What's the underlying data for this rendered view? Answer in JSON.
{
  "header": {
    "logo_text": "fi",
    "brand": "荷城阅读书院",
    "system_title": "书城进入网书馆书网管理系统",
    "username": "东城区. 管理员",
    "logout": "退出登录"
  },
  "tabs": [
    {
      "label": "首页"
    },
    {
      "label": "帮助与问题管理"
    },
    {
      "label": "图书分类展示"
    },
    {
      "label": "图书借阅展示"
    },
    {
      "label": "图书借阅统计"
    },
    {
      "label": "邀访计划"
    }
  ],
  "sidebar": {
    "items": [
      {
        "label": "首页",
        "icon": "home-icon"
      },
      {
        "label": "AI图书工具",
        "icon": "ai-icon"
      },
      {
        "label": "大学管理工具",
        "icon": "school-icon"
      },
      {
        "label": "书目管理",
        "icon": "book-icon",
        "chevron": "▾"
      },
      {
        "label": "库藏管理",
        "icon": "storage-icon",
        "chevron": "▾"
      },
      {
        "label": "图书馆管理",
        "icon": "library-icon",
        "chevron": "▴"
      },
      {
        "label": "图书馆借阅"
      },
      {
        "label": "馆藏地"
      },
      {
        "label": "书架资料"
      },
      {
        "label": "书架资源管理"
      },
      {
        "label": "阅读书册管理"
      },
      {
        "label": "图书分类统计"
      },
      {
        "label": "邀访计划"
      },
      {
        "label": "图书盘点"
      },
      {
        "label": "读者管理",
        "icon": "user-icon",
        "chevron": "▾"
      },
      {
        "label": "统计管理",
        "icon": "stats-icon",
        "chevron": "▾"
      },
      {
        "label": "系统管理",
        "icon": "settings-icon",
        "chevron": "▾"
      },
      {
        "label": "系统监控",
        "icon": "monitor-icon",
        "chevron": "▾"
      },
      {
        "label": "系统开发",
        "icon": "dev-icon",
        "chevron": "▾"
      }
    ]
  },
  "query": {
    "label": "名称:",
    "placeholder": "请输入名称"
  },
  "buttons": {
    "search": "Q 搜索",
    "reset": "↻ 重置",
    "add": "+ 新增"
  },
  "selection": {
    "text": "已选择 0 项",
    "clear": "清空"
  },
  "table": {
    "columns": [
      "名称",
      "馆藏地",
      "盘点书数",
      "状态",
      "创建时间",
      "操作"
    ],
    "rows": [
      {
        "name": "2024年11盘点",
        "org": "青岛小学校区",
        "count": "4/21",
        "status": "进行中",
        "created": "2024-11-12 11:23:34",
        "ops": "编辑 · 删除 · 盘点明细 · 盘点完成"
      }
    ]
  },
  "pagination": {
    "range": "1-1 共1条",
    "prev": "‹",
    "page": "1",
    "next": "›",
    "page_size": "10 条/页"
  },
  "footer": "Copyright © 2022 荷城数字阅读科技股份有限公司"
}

▶ THE TASK:
Faithfully transcribe the whole of the data.

▶ RESPONSE:
What's the underlying data for this rendered view? Answer in JSON.
{
  "header": {
    "logo_text": "fi",
    "brand": "荷城阅读书院",
    "system_title": "书城进入网书馆书网管理系统",
    "username": "东城区. 管理员",
    "logout": "退出登录"
  },
  "tabs": [
    {
      "label": "首页"
    },
    {
      "label": "帮助与问题管理"
    },
    {
      "label": "图书分类展示"
    },
    {
      "label": "图书借阅展示"
    },
    {
      "label": "图书借阅统计"
    },
    {
      "label": "邀访计划"
    }
  ],
  "sidebar": {
    "items": [
      {
        "label": "首页",
        "icon": "home-icon"
      },
      {
        "label": "AI图书工具",
        "icon": "ai-icon"
      },
      {
        "label": "大学管理工具",
        "icon": "school-icon"
      },
      {
        "label": "书目管理",
        "icon": "book-icon",
        "chevron": "▾"
      },
      {
        "label": "库藏管理",
        "icon": "storage-icon",
        "chevron": "▾"
      },
      {
        "label": "图书馆管理",
        "icon": "library-icon",
        "chevron": "▴"
      },
      {
        "label": "图书馆借阅"
      },
      {
        "label": "馆藏地"
      },
      {
        "label": "书架资料"
      },
      {
        "label": "书架资源管理"
      },
      {
        "label": "阅读书册管理"
      },
      {
        "label": "图书分类统计"
      },
      {
        "label": "邀访计划"
      },
      {
        "label": "图书盘点"
      },
      {
        "label": "读者管理",
        "icon": "user-icon",
        "chevron": "▾"
      },
      {
        "label": "统计管理",
        "icon": "stats-icon",
        "chevron": "▾"
      },
      {
        "label": "系统管理",
        "icon": "settings-icon",
        "chevron": "▾"
      },
      {
        "label": "系统监控",
        "icon": "monitor-icon",
        "chevron": "▾"
      },
      {
        "label": "系统开发",
        "icon": "dev-icon",
        "chevron": "▾"
      }
    ]
  },
  "query": {
    "label": "名称:",
    "placeholder": "请输入名称"
  },
  "buttons": {
    "search": "Q 搜索",
    "reset": "↻ 重置",
    "add": "+ 新增"
  },
  "selection": {
    "text": "已选择 0 项",
    "clear": "清空"
  },
  "table": {
    "columns": [
      "名称",
      "馆藏地",
      "盘点书数",
      "状态",
      "创建时间",
      "操作"
    ],
    "rows": [
      {
        "name": "2024年11盘点",
        "org": "青岛小学校区",
        "count": "4/21",
        "status": "进行中",
        "created": "2024-11-12 11:23:34",
        "ops": "编辑 · 删除 · 盘点明细 · 盘点完成"
      }
    ]
  },
  "pagination": {
    "range": "1-1 共1条",
    "prev": "‹",
    "page": "1",
    "next": "›",
    "page_size": "10 条/页"
  },
  "footer": "Copyright © 2022 荷城数字阅读科技股份有限公司"
}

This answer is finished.